┌─ Dataset records
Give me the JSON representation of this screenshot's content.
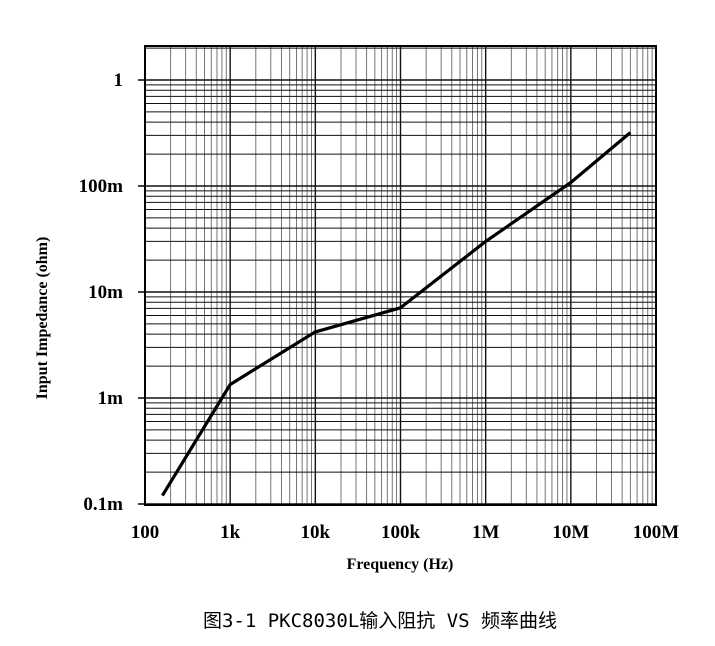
{
  "chart_data": {
    "type": "line",
    "title": "",
    "xlabel": "Frequency (Hz)",
    "ylabel": "Input Impedance  (ohm)",
    "x_scale": "log",
    "y_scale": "log",
    "xlim": [
      100,
      100000000
    ],
    "ylim": [
      0.0001,
      2
    ],
    "grid": true,
    "x_ticks": [
      {
        "value": 100,
        "label": "100"
      },
      {
        "value": 1000,
        "label": "1k"
      },
      {
        "value": 10000,
        "label": "10k"
      },
      {
        "value": 100000,
        "label": "100k"
      },
      {
        "value": 1000000,
        "label": "1M"
      },
      {
        "value": 10000000,
        "label": "10M"
      },
      {
        "value": 100000000,
        "label": "100M"
      }
    ],
    "y_ticks": [
      {
        "value": 0.0001,
        "label": "0.1m"
      },
      {
        "value": 0.001,
        "label": "1m"
      },
      {
        "value": 0.01,
        "label": "10m"
      },
      {
        "value": 0.1,
        "label": "100m"
      },
      {
        "value": 1,
        "label": "1"
      }
    ],
    "series": [
      {
        "color": "#000000",
        "x": [
          160,
          1000,
          10000,
          100000,
          1000000,
          10000000,
          50000000
        ],
        "y": [
          0.00012,
          0.00134,
          0.0042,
          0.0071,
          0.03,
          0.108,
          0.32
        ]
      }
    ]
  },
  "caption": "图3-1 PKC8030L输入阻抗 VS 频率曲线"
}
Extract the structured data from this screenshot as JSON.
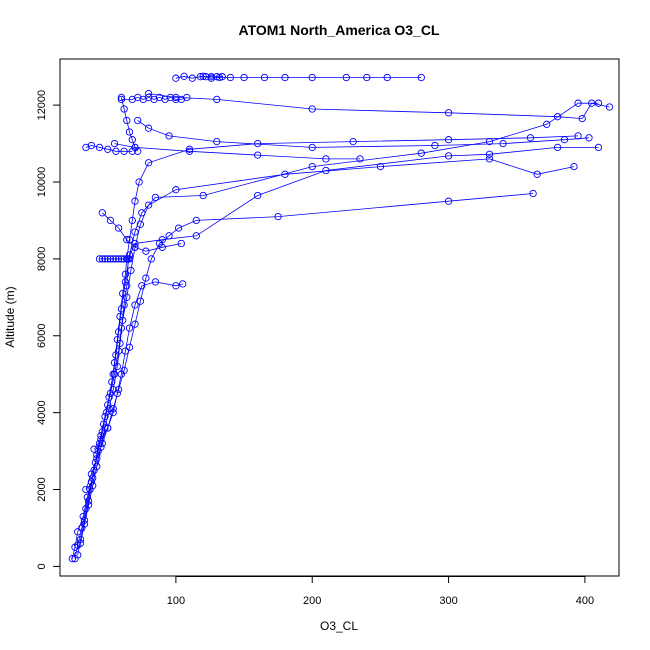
{
  "chart_data": {
    "type": "line",
    "title": "ATOM1 North_America O3_CL",
    "xlabel": "O3_CL",
    "ylabel": "Altitude (m)",
    "x_ticks": [
      100,
      200,
      300,
      400
    ],
    "y_ticks": [
      0,
      2000,
      4000,
      6000,
      8000,
      10000,
      12000
    ],
    "xlim": [
      15,
      425
    ],
    "ylim": [
      -250,
      13200
    ],
    "grid": false,
    "marker": "open-circle",
    "line_color": "#0000ff",
    "series": [
      {
        "points": [
          [
            24,
            200
          ],
          [
            26,
            500
          ],
          [
            28,
            900
          ],
          [
            32,
            1300
          ],
          [
            35,
            1800
          ],
          [
            38,
            2200
          ],
          [
            41,
            2700
          ],
          [
            44,
            3200
          ],
          [
            47,
            3700
          ],
          [
            50,
            4200
          ],
          [
            53,
            4800
          ],
          [
            55,
            5300
          ],
          [
            57,
            5900
          ],
          [
            59,
            6500
          ],
          [
            61,
            7100
          ],
          [
            63,
            7600
          ],
          [
            64,
            8000
          ],
          [
            66,
            8500
          ],
          [
            68,
            9000
          ],
          [
            70,
            9500
          ],
          [
            73,
            10000
          ],
          [
            80,
            10500
          ],
          [
            110,
            10850
          ],
          [
            160,
            11000
          ],
          [
            230,
            11050
          ],
          [
            300,
            11100
          ],
          [
            360,
            11150
          ],
          [
            395,
            11200
          ]
        ]
      },
      {
        "points": [
          [
            26,
            200
          ],
          [
            28,
            550
          ],
          [
            31,
            1000
          ],
          [
            34,
            1500
          ],
          [
            37,
            2000
          ],
          [
            40,
            2500
          ],
          [
            43,
            3000
          ],
          [
            46,
            3500
          ],
          [
            49,
            4000
          ],
          [
            52,
            4500
          ],
          [
            55,
            5000
          ],
          [
            58,
            5600
          ],
          [
            60,
            6200
          ],
          [
            62,
            6800
          ],
          [
            64,
            7300
          ],
          [
            65,
            8000
          ],
          [
            70,
            8400
          ],
          [
            90,
            8500
          ],
          [
            115,
            8600
          ],
          [
            160,
            9650
          ],
          [
            210,
            10300
          ],
          [
            300,
            10680
          ],
          [
            330,
            10720
          ],
          [
            380,
            10900
          ],
          [
            410,
            10900
          ]
        ]
      },
      {
        "points": [
          [
            28,
            300
          ],
          [
            30,
            700
          ],
          [
            33,
            1200
          ],
          [
            36,
            1700
          ],
          [
            39,
            2300
          ],
          [
            42,
            2900
          ],
          [
            45,
            3400
          ],
          [
            48,
            3900
          ],
          [
            51,
            4400
          ],
          [
            54,
            5000
          ],
          [
            56,
            5500
          ],
          [
            58,
            6100
          ],
          [
            60,
            6700
          ],
          [
            63,
            7400
          ],
          [
            66,
            8100
          ],
          [
            70,
            8700
          ],
          [
            75,
            9200
          ],
          [
            85,
            9600
          ],
          [
            120,
            9650
          ],
          [
            200,
            10400
          ],
          [
            280,
            10750
          ],
          [
            330,
            11050
          ],
          [
            372,
            11500
          ],
          [
            395,
            12050
          ],
          [
            410,
            12050
          ]
        ]
      },
      {
        "points": [
          [
            30,
            600
          ],
          [
            33,
            1100
          ],
          [
            36,
            1600
          ],
          [
            39,
            2100
          ],
          [
            42,
            2600
          ],
          [
            45,
            3100
          ],
          [
            48,
            3600
          ],
          [
            51,
            4100
          ],
          [
            54,
            4600
          ],
          [
            57,
            5200
          ],
          [
            59,
            5800
          ],
          [
            61,
            6400
          ],
          [
            64,
            7000
          ],
          [
            67,
            7700
          ],
          [
            70,
            8300
          ],
          [
            74,
            8900
          ],
          [
            80,
            9400
          ],
          [
            100,
            9800
          ],
          [
            180,
            10200
          ],
          [
            250,
            10400
          ],
          [
            330,
            10600
          ],
          [
            365,
            10200
          ],
          [
            392,
            10400
          ]
        ]
      },
      {
        "points": [
          [
            40,
            3050
          ],
          [
            45,
            3300
          ],
          [
            50,
            3600
          ],
          [
            54,
            4000
          ],
          [
            57,
            4500
          ],
          [
            60,
            5000
          ],
          [
            63,
            5600
          ],
          [
            66,
            6200
          ],
          [
            70,
            6800
          ],
          [
            75,
            7300
          ],
          [
            85,
            7400
          ],
          [
            100,
            7300
          ],
          [
            105,
            7350
          ]
        ]
      },
      {
        "points": [
          [
            34,
            2000
          ],
          [
            38,
            2400
          ],
          [
            42,
            2800
          ],
          [
            46,
            3200
          ],
          [
            50,
            3600
          ],
          [
            54,
            4100
          ],
          [
            58,
            4600
          ],
          [
            62,
            5100
          ],
          [
            66,
            5700
          ],
          [
            70,
            6300
          ],
          [
            74,
            6900
          ],
          [
            78,
            7500
          ],
          [
            82,
            8000
          ],
          [
            88,
            8400
          ],
          [
            95,
            8600
          ],
          [
            102,
            8800
          ],
          [
            115,
            9000
          ],
          [
            175,
            9100
          ],
          [
            300,
            9500
          ],
          [
            362,
            9700
          ]
        ]
      },
      {
        "points": [
          [
            44,
            8000
          ],
          [
            46,
            8000
          ],
          [
            48,
            8000
          ],
          [
            50,
            8000
          ],
          [
            52,
            8000
          ],
          [
            54,
            8000
          ],
          [
            56,
            8000
          ],
          [
            58,
            8000
          ],
          [
            60,
            8000
          ],
          [
            62,
            8000
          ],
          [
            64,
            8000
          ],
          [
            66,
            8000
          ]
        ]
      },
      {
        "points": [
          [
            60,
            12150
          ],
          [
            68,
            12150
          ],
          [
            72,
            12200
          ],
          [
            76,
            12150
          ],
          [
            80,
            12200
          ],
          [
            84,
            12150
          ],
          [
            88,
            12200
          ],
          [
            92,
            12150
          ],
          [
            96,
            12200
          ],
          [
            100,
            12150
          ],
          [
            104,
            12150
          ],
          [
            108,
            12200
          ]
        ]
      },
      {
        "points": [
          [
            60,
            12200
          ],
          [
            62,
            11900
          ],
          [
            64,
            11600
          ],
          [
            66,
            11300
          ],
          [
            68,
            11100
          ],
          [
            70,
            10900
          ],
          [
            72,
            10800
          ]
        ]
      },
      {
        "points": [
          [
            100,
            12700
          ],
          [
            106,
            12750
          ],
          [
            112,
            12700
          ],
          [
            120,
            12750
          ],
          [
            126,
            12700
          ],
          [
            132,
            12720
          ],
          [
            140,
            12720
          ],
          [
            150,
            12720
          ],
          [
            165,
            12720
          ],
          [
            180,
            12720
          ],
          [
            200,
            12720
          ],
          [
            225,
            12720
          ],
          [
            240,
            12720
          ],
          [
            255,
            12720
          ],
          [
            280,
            12720
          ]
        ]
      },
      {
        "points": [
          [
            118,
            12740
          ],
          [
            122,
            12740
          ],
          [
            126,
            12740
          ],
          [
            130,
            12740
          ],
          [
            134,
            12740
          ]
        ]
      },
      {
        "points": [
          [
            68,
            10800
          ],
          [
            62,
            10800
          ],
          [
            56,
            10800
          ],
          [
            50,
            10850
          ],
          [
            44,
            10900
          ],
          [
            38,
            10950
          ],
          [
            34,
            10900
          ]
        ]
      },
      {
        "points": [
          [
            55,
            11000
          ],
          [
            70,
            10900
          ],
          [
            110,
            10800
          ],
          [
            160,
            10700
          ],
          [
            210,
            10600
          ],
          [
            235,
            10600
          ]
        ]
      },
      {
        "points": [
          [
            46,
            9200
          ],
          [
            52,
            9000
          ],
          [
            58,
            8800
          ],
          [
            64,
            8500
          ],
          [
            70,
            8300
          ],
          [
            78,
            8200
          ],
          [
            90,
            8300
          ],
          [
            104,
            8400
          ]
        ]
      },
      {
        "points": [
          [
            72,
            11600
          ],
          [
            80,
            11400
          ],
          [
            95,
            11200
          ],
          [
            130,
            11050
          ],
          [
            200,
            10900
          ],
          [
            290,
            10950
          ],
          [
            340,
            11000
          ],
          [
            385,
            11100
          ],
          [
            403,
            11150
          ]
        ]
      },
      {
        "points": [
          [
            80,
            12300
          ],
          [
            100,
            12200
          ],
          [
            130,
            12150
          ],
          [
            200,
            11900
          ],
          [
            300,
            11800
          ],
          [
            380,
            11700
          ],
          [
            398,
            11650
          ],
          [
            405,
            12050
          ],
          [
            418,
            11950
          ]
        ]
      }
    ]
  }
}
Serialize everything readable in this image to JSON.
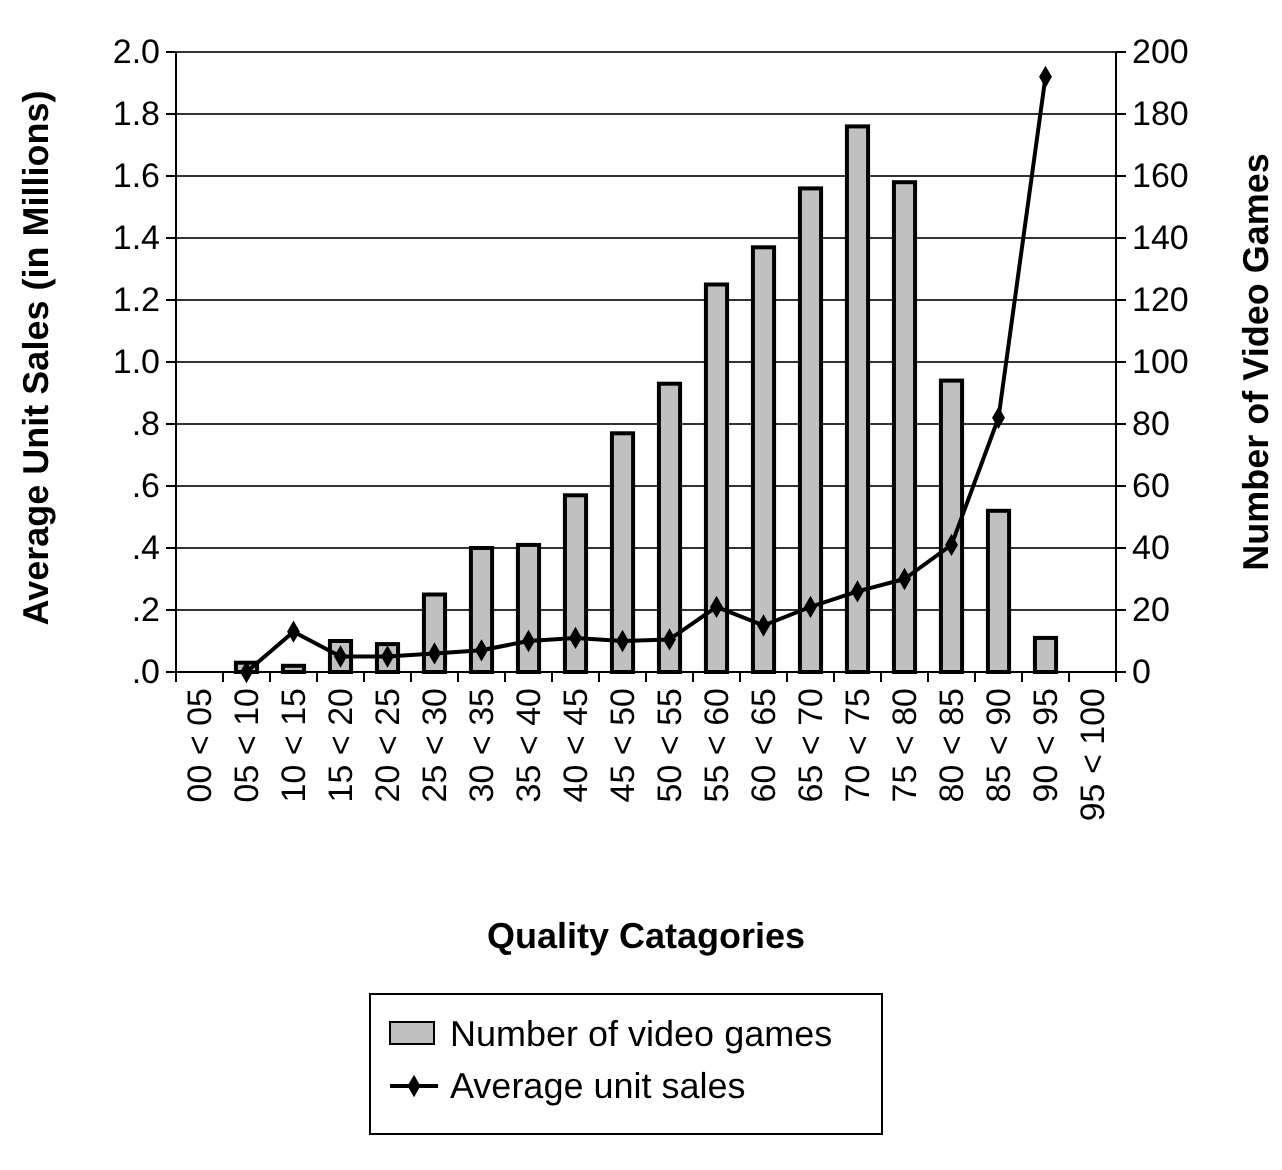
└─
▸ **Work required**: In the lines above, find each one with "ylabel" and list it.

▸ **Exercise response**:
    "ylabel": "Input Impedance  (ohm)",
    "ylabel": "Altitude (m)",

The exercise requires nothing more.